**GIVEN INSTRUCTION**
Print the listing that follows, character for character.
START AVAILABLE RECORDS
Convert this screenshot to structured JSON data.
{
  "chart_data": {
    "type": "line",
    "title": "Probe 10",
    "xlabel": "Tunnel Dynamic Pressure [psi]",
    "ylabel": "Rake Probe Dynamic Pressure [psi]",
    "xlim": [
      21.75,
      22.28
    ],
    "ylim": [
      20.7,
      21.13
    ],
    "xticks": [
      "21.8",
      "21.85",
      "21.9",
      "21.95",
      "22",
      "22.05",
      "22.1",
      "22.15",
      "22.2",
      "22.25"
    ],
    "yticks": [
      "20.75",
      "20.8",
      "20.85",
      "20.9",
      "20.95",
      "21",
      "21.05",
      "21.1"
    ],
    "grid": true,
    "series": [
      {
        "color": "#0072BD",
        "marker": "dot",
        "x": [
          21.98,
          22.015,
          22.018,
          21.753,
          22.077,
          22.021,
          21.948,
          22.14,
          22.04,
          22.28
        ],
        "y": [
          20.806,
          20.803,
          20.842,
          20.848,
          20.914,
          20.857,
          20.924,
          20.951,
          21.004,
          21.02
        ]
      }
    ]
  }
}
END AVAILABLE RECORDS
**CORRECT ANSWER**
Convert this screenshot to structured JSON data.
{
  "chart_data": {
    "type": "line",
    "title": "Probe 10",
    "xlabel": "Tunnel Dynamic Pressure [psi]",
    "ylabel": "Rake Probe Dynamic Pressure [psi]",
    "xlim": [
      21.75,
      22.28
    ],
    "ylim": [
      20.7,
      21.13
    ],
    "xticks": [
      "21.8",
      "21.85",
      "21.9",
      "21.95",
      "22",
      "22.05",
      "22.1",
      "22.15",
      "22.2",
      "22.25"
    ],
    "yticks": [
      "20.75",
      "20.8",
      "20.85",
      "20.9",
      "20.95",
      "21",
      "21.05",
      "21.1"
    ],
    "grid": true,
    "series": [
      {
        "color": "#0072BD",
        "marker": "dot",
        "x": [
          21.98,
          22.015,
          22.018,
          21.753,
          22.077,
          22.021,
          21.948,
          22.14,
          22.04,
          22.28
        ],
        "y": [
          20.806,
          20.803,
          20.842,
          20.848,
          20.914,
          20.857,
          20.924,
          20.951,
          21.004,
          21.02
        ]
      }
    ]
  }
}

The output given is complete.